Duplicate every one of the records that follow, line for line, with no changes.

- Supplied information:
━━━━━━━━━━━━━━━━━━━━━━━━━━━━━━
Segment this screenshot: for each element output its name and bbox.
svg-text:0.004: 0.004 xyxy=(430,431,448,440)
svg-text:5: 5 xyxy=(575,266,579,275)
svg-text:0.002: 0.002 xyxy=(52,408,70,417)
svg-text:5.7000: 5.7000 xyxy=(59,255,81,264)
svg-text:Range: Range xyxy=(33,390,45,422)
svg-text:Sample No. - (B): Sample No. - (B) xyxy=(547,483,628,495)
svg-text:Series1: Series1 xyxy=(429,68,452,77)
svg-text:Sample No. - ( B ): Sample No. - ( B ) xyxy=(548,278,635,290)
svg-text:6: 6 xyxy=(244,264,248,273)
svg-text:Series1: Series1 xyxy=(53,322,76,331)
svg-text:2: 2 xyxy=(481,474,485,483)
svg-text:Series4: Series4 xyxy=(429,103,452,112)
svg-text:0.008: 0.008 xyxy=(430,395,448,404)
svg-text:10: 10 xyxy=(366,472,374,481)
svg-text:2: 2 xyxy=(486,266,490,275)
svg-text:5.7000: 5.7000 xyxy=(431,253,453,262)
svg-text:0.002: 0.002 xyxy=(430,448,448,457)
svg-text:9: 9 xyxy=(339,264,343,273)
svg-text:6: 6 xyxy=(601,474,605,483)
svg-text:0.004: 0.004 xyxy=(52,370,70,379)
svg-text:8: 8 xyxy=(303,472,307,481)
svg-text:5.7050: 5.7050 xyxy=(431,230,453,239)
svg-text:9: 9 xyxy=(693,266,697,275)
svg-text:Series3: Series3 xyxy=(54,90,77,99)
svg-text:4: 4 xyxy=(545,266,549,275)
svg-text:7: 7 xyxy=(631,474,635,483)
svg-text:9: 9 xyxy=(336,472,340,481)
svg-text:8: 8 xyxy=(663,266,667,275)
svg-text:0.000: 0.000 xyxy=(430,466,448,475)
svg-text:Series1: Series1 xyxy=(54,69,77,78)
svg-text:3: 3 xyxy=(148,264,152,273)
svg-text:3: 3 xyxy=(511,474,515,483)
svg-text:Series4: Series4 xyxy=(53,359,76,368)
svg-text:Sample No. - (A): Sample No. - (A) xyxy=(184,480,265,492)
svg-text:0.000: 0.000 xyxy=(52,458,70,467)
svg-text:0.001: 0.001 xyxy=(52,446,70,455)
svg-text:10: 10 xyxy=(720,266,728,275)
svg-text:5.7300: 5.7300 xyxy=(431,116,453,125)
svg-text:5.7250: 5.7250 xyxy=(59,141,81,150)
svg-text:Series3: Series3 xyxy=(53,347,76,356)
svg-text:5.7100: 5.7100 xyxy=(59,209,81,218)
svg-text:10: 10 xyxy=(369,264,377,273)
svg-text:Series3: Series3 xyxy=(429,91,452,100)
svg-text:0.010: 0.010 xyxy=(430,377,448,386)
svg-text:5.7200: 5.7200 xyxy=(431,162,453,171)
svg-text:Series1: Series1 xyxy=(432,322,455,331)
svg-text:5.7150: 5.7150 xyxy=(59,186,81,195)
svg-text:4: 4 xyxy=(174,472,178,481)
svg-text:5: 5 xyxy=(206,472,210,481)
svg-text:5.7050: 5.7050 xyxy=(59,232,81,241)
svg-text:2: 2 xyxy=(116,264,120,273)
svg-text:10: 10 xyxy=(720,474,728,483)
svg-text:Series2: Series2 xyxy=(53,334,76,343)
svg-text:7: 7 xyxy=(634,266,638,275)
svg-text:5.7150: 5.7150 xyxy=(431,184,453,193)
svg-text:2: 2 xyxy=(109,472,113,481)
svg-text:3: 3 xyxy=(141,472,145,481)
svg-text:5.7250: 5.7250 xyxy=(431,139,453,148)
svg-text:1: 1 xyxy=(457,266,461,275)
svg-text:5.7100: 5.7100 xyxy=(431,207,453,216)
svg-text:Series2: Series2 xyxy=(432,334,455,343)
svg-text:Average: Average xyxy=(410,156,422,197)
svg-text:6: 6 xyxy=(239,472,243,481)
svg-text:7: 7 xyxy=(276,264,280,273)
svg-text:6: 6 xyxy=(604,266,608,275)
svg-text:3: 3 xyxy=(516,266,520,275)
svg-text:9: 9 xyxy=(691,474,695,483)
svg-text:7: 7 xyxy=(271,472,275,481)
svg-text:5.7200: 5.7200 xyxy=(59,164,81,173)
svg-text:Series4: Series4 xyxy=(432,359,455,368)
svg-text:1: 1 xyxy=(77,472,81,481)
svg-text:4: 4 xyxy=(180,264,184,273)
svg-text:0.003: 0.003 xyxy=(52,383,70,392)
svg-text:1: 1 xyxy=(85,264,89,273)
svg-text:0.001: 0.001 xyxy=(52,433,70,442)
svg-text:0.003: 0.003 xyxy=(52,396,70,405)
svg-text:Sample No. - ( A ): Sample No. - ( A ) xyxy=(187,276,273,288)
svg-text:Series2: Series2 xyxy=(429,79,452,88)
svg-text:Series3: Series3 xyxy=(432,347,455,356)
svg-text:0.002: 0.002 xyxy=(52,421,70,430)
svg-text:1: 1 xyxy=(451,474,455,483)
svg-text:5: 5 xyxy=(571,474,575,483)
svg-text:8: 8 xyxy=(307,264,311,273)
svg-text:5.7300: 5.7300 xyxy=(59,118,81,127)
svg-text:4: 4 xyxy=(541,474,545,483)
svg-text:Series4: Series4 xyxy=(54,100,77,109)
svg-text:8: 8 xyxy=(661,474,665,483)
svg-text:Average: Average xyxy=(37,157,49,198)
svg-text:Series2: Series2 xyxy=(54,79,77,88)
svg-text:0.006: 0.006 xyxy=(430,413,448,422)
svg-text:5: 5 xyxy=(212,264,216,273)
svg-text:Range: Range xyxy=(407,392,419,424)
━━━━━━━━━━━━━━━━━━━━━━━━━━━━━━
- Expected answer:
Segment this screenshot: for each element output its name and bbox.
svg-text:0.004: 0.004 xyxy=(430,431,448,440)
svg-text:5: 5 xyxy=(575,266,579,275)
svg-text:0.002: 0.002 xyxy=(52,408,70,417)
svg-text:5.7000: 5.7000 xyxy=(59,255,81,264)
svg-text:Range: Range xyxy=(33,390,45,422)
svg-text:Sample No. - (B): Sample No. - (B) xyxy=(547,483,628,495)
svg-text:Series1: Series1 xyxy=(429,68,452,77)
svg-text:Sample No. - ( B ): Sample No. - ( B ) xyxy=(548,278,635,290)
svg-text:6: 6 xyxy=(244,264,248,273)
svg-text:Series1: Series1 xyxy=(53,322,76,331)
svg-text:2: 2 xyxy=(481,474,485,483)
svg-text:Series4: Series4 xyxy=(429,103,452,112)
svg-text:0.008: 0.008 xyxy=(430,395,448,404)
svg-text:10: 10 xyxy=(366,472,374,481)
svg-text:2: 2 xyxy=(486,266,490,275)
svg-text:5.7000: 5.7000 xyxy=(431,253,453,262)
svg-text:0.002: 0.002 xyxy=(430,448,448,457)
svg-text:9: 9 xyxy=(339,264,343,273)
svg-text:6: 6 xyxy=(601,474,605,483)
svg-text:0.004: 0.004 xyxy=(52,370,70,379)
svg-text:8: 8 xyxy=(303,472,307,481)
svg-text:5.7050: 5.7050 xyxy=(431,230,453,239)
svg-text:9: 9 xyxy=(693,266,697,275)
svg-text:Series3: Series3 xyxy=(54,90,77,99)
svg-text:4: 4 xyxy=(545,266,549,275)
svg-text:7: 7 xyxy=(631,474,635,483)
svg-text:9: 9 xyxy=(336,472,340,481)
svg-text:8: 8 xyxy=(663,266,667,275)
svg-text:0.000: 0.000 xyxy=(430,466,448,475)
svg-text:Series1: Series1 xyxy=(54,69,77,78)
svg-text:3: 3 xyxy=(148,264,152,273)
svg-text:3: 3 xyxy=(511,474,515,483)
svg-text:Series4: Series4 xyxy=(53,359,76,368)
svg-text:Sample No. - (A): Sample No. - (A) xyxy=(184,480,265,492)
svg-text:0.000: 0.000 xyxy=(52,458,70,467)
svg-text:0.001: 0.001 xyxy=(52,446,70,455)
svg-text:10: 10 xyxy=(720,266,728,275)
svg-text:5.7300: 5.7300 xyxy=(431,116,453,125)
svg-text:5.7250: 5.7250 xyxy=(59,141,81,150)
svg-text:Series3: Series3 xyxy=(53,347,76,356)
svg-text:5.7100: 5.7100 xyxy=(59,209,81,218)
svg-text:10: 10 xyxy=(369,264,377,273)
svg-text:Series3: Series3 xyxy=(429,91,452,100)
svg-text:0.010: 0.010 xyxy=(430,377,448,386)
svg-text:5.7200: 5.7200 xyxy=(431,162,453,171)
svg-text:Series1: Series1 xyxy=(432,322,455,331)
svg-text:5.7150: 5.7150 xyxy=(59,186,81,195)
svg-text:4: 4 xyxy=(174,472,178,481)
svg-text:5: 5 xyxy=(206,472,210,481)
svg-text:5.7050: 5.7050 xyxy=(59,232,81,241)
svg-text:2: 2 xyxy=(116,264,120,273)
svg-text:10: 10 xyxy=(720,474,728,483)
svg-text:Series2: Series2 xyxy=(53,334,76,343)
svg-text:7: 7 xyxy=(634,266,638,275)
svg-text:5.7150: 5.7150 xyxy=(431,184,453,193)
svg-text:2: 2 xyxy=(109,472,113,481)
svg-text:3: 3 xyxy=(141,472,145,481)
svg-text:5.7250: 5.7250 xyxy=(431,139,453,148)
svg-text:1: 1 xyxy=(457,266,461,275)
svg-text:5.7100: 5.7100 xyxy=(431,207,453,216)
svg-text:Series2: Series2 xyxy=(432,334,455,343)
svg-text:Average: Average xyxy=(410,156,422,197)
svg-text:6: 6 xyxy=(239,472,243,481)
svg-text:7: 7 xyxy=(276,264,280,273)
svg-text:6: 6 xyxy=(604,266,608,275)
svg-text:3: 3 xyxy=(516,266,520,275)
svg-text:9: 9 xyxy=(691,474,695,483)
svg-text:7: 7 xyxy=(271,472,275,481)
svg-text:5.7200: 5.7200 xyxy=(59,164,81,173)
svg-text:Series4: Series4 xyxy=(432,359,455,368)
svg-text:1: 1 xyxy=(77,472,81,481)
svg-text:4: 4 xyxy=(180,264,184,273)
svg-text:0.003: 0.003 xyxy=(52,383,70,392)
svg-text:1: 1 xyxy=(85,264,89,273)
svg-text:0.001: 0.001 xyxy=(52,433,70,442)
svg-text:0.003: 0.003 xyxy=(52,396,70,405)
svg-text:Sample No. - ( A ): Sample No. - ( A ) xyxy=(187,276,273,288)
svg-text:Series2: Series2 xyxy=(429,79,452,88)
svg-text:Series3: Series3 xyxy=(432,347,455,356)
svg-text:0.002: 0.002 xyxy=(52,421,70,430)
svg-text:1: 1 xyxy=(451,474,455,483)
svg-text:5: 5 xyxy=(571,474,575,483)
svg-text:8: 8 xyxy=(307,264,311,273)
svg-text:5.7300: 5.7300 xyxy=(59,118,81,127)
svg-text:4: 4 xyxy=(541,474,545,483)
svg-text:Series4: Series4 xyxy=(54,100,77,109)
svg-text:8: 8 xyxy=(661,474,665,483)
svg-text:Average: Average xyxy=(37,157,49,198)
svg-text:Series2: Series2 xyxy=(54,79,77,88)
svg-text:0.006: 0.006 xyxy=(430,413,448,422)
svg-text:5: 5 xyxy=(212,264,216,273)
svg-text:Range: Range xyxy=(407,392,419,424)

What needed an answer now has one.